From the listing below, tally the lines that include "name". Return only the total.

Data entries for graphics
===
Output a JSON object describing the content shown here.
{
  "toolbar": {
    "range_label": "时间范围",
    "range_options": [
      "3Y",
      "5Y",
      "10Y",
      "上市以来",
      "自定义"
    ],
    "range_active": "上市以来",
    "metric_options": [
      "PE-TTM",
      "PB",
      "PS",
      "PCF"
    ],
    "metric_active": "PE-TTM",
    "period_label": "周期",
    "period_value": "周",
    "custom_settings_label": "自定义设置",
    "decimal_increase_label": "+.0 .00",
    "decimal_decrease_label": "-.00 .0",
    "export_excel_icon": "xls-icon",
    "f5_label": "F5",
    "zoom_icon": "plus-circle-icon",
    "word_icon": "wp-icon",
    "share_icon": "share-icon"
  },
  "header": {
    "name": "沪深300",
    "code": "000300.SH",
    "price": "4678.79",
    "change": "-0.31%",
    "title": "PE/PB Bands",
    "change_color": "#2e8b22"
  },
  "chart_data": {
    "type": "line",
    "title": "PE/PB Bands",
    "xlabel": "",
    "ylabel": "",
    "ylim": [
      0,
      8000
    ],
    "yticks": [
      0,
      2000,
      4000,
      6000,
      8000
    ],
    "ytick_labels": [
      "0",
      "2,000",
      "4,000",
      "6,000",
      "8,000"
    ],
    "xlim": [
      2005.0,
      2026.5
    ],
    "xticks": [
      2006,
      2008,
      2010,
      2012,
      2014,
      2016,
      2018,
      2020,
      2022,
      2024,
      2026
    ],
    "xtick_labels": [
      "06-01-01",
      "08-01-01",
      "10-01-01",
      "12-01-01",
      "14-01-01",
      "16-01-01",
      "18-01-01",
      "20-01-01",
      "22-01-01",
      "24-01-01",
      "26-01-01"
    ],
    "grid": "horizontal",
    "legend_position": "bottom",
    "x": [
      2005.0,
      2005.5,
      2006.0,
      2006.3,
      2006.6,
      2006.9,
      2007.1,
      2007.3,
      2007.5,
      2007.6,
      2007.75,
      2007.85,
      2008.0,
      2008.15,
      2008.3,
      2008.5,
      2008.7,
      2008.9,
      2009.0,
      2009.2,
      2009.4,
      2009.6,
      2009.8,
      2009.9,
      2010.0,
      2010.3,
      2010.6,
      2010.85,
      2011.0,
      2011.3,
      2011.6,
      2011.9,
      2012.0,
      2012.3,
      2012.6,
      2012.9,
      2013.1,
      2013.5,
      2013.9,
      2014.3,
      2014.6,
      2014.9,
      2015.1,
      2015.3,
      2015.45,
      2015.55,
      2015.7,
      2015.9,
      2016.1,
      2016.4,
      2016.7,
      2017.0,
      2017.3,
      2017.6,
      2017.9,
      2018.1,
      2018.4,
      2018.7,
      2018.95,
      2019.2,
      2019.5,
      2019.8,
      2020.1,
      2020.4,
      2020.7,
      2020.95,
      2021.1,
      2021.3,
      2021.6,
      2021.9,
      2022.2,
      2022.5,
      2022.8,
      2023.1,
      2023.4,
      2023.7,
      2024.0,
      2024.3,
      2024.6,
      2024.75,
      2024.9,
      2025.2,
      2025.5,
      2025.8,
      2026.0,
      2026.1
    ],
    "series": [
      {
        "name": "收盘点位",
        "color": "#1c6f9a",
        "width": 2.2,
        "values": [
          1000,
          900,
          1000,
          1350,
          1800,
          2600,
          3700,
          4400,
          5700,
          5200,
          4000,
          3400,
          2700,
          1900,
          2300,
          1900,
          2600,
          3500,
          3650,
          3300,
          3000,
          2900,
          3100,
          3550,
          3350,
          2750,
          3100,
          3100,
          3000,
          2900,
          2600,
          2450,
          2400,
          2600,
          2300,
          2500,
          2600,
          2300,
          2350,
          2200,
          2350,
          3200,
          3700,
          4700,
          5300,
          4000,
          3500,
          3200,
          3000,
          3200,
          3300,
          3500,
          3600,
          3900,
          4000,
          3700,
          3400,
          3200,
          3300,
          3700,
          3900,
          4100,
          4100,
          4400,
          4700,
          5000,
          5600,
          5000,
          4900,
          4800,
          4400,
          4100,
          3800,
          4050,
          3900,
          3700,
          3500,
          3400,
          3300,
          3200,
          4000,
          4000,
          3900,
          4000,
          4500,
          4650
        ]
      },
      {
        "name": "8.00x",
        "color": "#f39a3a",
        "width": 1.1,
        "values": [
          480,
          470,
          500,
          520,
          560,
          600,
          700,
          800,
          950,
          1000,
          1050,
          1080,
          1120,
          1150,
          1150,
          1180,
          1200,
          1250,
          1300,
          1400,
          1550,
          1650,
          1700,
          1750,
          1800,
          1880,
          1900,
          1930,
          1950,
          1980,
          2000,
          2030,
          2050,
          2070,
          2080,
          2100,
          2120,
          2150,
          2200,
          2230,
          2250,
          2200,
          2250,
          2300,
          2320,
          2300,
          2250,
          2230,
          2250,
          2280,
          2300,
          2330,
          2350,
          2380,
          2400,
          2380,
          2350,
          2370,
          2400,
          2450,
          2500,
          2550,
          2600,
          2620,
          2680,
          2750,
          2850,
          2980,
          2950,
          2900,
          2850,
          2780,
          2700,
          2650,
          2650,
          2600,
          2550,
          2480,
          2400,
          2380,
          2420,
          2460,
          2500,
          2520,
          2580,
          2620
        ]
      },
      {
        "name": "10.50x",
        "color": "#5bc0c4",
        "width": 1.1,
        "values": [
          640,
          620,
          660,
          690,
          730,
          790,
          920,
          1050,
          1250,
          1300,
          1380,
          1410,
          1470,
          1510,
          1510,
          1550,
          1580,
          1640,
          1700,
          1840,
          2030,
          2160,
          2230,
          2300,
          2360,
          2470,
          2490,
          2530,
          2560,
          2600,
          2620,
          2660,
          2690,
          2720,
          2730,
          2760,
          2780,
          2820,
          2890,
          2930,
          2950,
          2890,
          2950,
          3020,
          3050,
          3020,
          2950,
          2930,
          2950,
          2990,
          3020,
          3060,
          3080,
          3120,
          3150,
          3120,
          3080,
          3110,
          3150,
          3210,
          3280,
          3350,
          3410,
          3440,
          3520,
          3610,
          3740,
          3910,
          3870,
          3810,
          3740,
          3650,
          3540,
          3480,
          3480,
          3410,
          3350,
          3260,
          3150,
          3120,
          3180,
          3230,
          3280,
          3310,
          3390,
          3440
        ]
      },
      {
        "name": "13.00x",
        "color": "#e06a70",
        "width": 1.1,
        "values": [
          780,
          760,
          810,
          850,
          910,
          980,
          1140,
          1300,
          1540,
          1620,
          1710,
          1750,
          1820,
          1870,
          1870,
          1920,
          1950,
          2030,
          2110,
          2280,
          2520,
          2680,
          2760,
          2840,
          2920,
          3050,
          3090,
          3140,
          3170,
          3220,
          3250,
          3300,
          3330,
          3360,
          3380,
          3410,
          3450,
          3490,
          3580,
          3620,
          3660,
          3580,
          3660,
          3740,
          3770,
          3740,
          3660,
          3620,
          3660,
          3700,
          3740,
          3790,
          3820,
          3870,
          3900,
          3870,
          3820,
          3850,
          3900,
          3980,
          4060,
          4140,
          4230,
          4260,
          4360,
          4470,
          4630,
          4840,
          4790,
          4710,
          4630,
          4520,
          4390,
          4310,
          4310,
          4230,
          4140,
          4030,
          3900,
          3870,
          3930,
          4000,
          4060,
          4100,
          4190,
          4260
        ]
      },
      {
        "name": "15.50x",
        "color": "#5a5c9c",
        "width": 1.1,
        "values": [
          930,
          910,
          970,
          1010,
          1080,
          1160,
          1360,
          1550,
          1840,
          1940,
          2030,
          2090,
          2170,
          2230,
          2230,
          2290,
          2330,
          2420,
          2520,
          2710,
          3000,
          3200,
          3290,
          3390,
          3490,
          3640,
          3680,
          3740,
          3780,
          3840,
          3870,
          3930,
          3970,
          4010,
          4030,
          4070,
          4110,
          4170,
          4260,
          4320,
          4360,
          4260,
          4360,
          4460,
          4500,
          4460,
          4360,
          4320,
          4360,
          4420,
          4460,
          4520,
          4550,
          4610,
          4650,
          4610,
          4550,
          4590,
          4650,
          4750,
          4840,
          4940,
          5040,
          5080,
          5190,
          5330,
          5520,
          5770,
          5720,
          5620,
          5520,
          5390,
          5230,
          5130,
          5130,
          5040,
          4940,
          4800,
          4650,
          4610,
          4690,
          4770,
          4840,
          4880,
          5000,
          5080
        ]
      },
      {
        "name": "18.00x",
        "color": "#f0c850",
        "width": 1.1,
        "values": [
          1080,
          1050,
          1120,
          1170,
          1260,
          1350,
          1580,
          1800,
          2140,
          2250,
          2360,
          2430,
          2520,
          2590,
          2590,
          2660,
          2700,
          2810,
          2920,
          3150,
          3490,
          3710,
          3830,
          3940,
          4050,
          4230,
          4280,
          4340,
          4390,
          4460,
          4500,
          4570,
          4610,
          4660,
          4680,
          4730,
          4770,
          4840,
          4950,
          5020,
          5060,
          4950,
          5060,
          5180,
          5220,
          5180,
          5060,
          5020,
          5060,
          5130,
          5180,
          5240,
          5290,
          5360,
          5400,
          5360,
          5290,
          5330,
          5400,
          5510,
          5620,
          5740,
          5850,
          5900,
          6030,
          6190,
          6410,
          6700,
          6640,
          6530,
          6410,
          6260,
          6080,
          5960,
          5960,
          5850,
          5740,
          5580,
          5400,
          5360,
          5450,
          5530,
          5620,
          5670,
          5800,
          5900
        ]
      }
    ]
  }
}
===
# EXPECTED OUTPUT:
7